Stored data entries:
* * * *

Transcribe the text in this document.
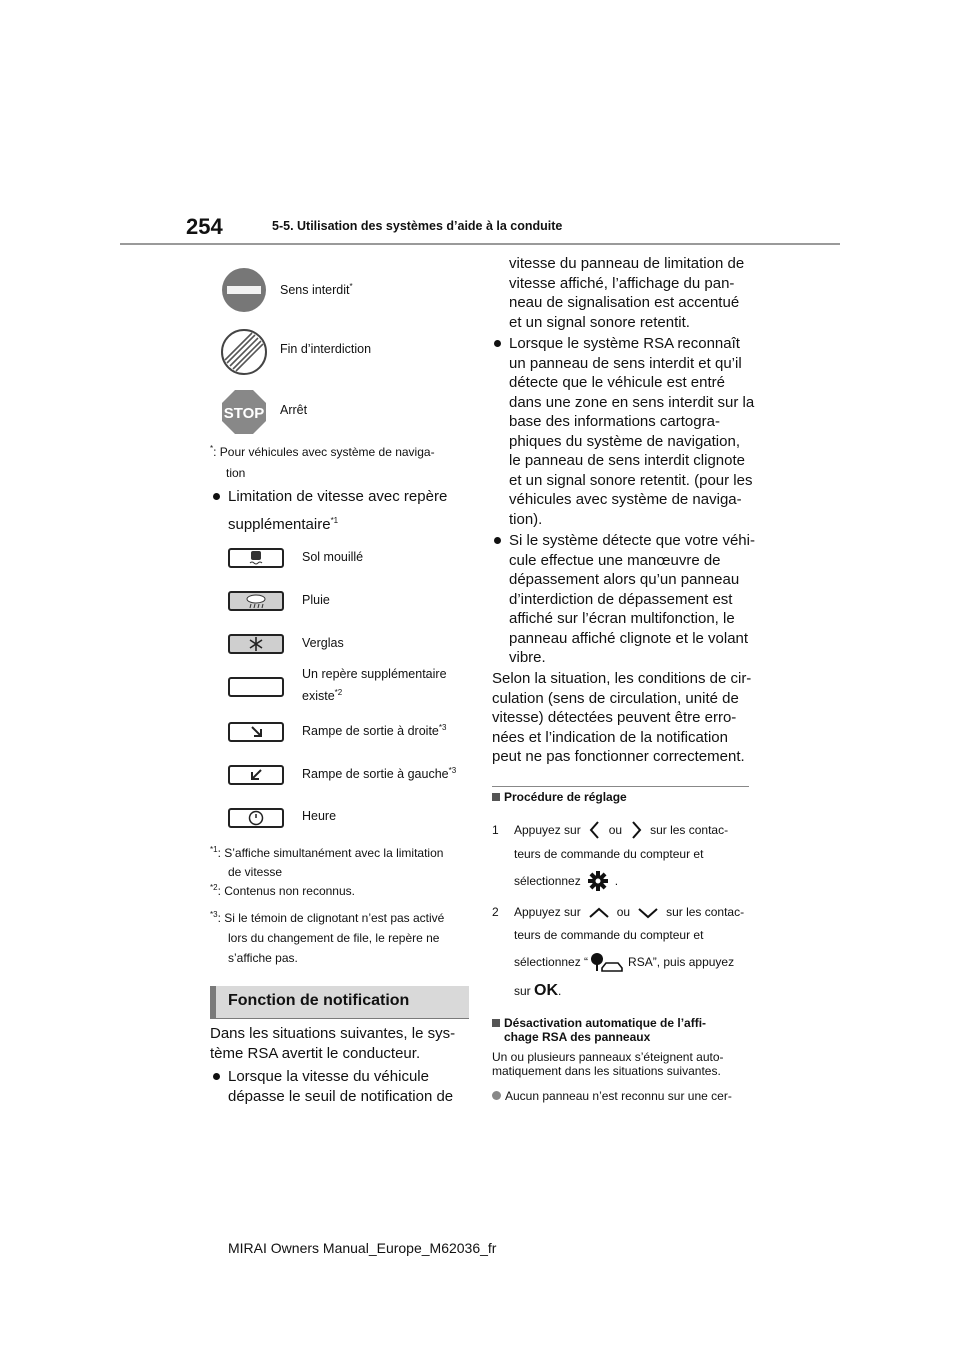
254	5-5. Utilisation des systèmes d’aide à la conduite
Sens interdit*
Fin d’interdiction
STOP Arrêt
*: Pour véhicules avec système de naviga-
tion
Limitation de vitesse avec repère
supplémentaire$^{*1}$
Sol mouillé
Pluie
Verglas
Un repère supplémentaire
existe$^{*2}$
Rampe de sortie à droite$^{*3}$
Rampe de sortie à gauche$^{*3}$
Heure
$^{*1}$: S’affiche simultanément avec la limitation
de vitesse
$^{*2}$: Contenus non reconnus.
$^{*3}$: Si le témoin de clignotant n’est pas activé
lors du changement de file, le repère ne
s’affiche pas.
Fonction de notification
Dans les situations suivantes, le sys-
tème RSA avertit le conducteur.
Lorsque la vitesse du véhicule
dépasse le seuil de notification de
vitesse du panneau de limitation de
vitesse affiché, l’affichage du pan-
neau de signalisation est accentué
et un signal sonore retentit.
Lorsque le système RSA reconnaît
un panneau de sens interdit et qu’il
détecte que le véhicule est entré
dans une zone en sens interdit sur la
base des informations cartogra-
phiques du système de navigation,
le panneau de sens interdit clignote
et un signal sonore retentit. (pour les
véhicules avec système de naviga-
tion).
Si le système détecte que votre véhi-
cule effectue une manœuvre de
dépassement alors qu’un panneau
d’interdiction de dépassement est
affiché sur l’écran multifonction, le
panneau affiché clignote et le volant
vibre.
Selon la situation, les conditions de cir-
culation (sens de circulation, unité de
vitesse) détectées peuvent être erro-
nées et l’indication de la notification
peut ne pas fonctionner correctement.
Procédure de réglage
1	Appuyez sur ou sur les contac-
teurs de commande du compteur et
sélectionnez	.
2	Appuyez sur	ou	sur les contac-
teurs de commande du compteur et
sélectionnez “	RSA”, puis appuyez
sur OK.
Désactivation automatique de l’affi-
chage RSA des panneaux
Un ou plusieurs panneaux s’éteignent auto-
matiquement dans les situations suivantes.
Aucun panneau n’est reconnu sur une cer-
MIRAI Owners Manual_Europe_M62036_fr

* * * *

Print all of the entries word for word. Skip any images they contain.

§ ANSWER FOR THE TASK:
Transcribe the text in this document.
254	5-5. Utilisation des systèmes d’aide à la conduite
Sens interdit*
Fin d’interdiction
STOP Arrêt
*: Pour véhicules avec système de naviga-
tion
Limitation de vitesse avec repère
supplémentaire$^{*1}$
Sol mouillé
Pluie
Verglas
Un repère supplémentaire
existe$^{*2}$
Rampe de sortie à droite$^{*3}$
Rampe de sortie à gauche$^{*3}$
Heure
$^{*1}$: S’affiche simultanément avec la limitation
de vitesse
$^{*2}$: Contenus non reconnus.
$^{*3}$: Si le témoin de clignotant n’est pas activé
lors du changement de file, le repère ne
s’affiche pas.
Fonction de notification
Dans les situations suivantes, le sys-
tème RSA avertit le conducteur.
Lorsque la vitesse du véhicule
dépasse le seuil de notification de
vitesse du panneau de limitation de
vitesse affiché, l’affichage du pan-
neau de signalisation est accentué
et un signal sonore retentit.
Lorsque le système RSA reconnaît
un panneau de sens interdit et qu’il
détecte que le véhicule est entré
dans une zone en sens interdit sur la
base des informations cartogra-
phiques du système de navigation,
le panneau de sens interdit clignote
et un signal sonore retentit. (pour les
véhicules avec système de naviga-
tion).
Si le système détecte que votre véhi-
cule effectue une manœuvre de
dépassement alors qu’un panneau
d’interdiction de dépassement est
affiché sur l’écran multifonction, le
panneau affiché clignote et le volant
vibre.
Selon la situation, les conditions de cir-
culation (sens de circulation, unité de
vitesse) détectées peuvent être erro-
nées et l’indication de la notification
peut ne pas fonctionner correctement.
Procédure de réglage
1	Appuyez sur ou sur les contac-
teurs de commande du compteur et
sélectionnez	.
2	Appuyez sur	ou	sur les contac-
teurs de commande du compteur et
sélectionnez “	RSA”, puis appuyez
sur OK.
Désactivation automatique de l’affi-
chage RSA des panneaux
Un ou plusieurs panneaux s’éteignent auto-
matiquement dans les situations suivantes.
Aucun panneau n’est reconnu sur une cer-
MIRAI Owners Manual_Europe_M62036_fr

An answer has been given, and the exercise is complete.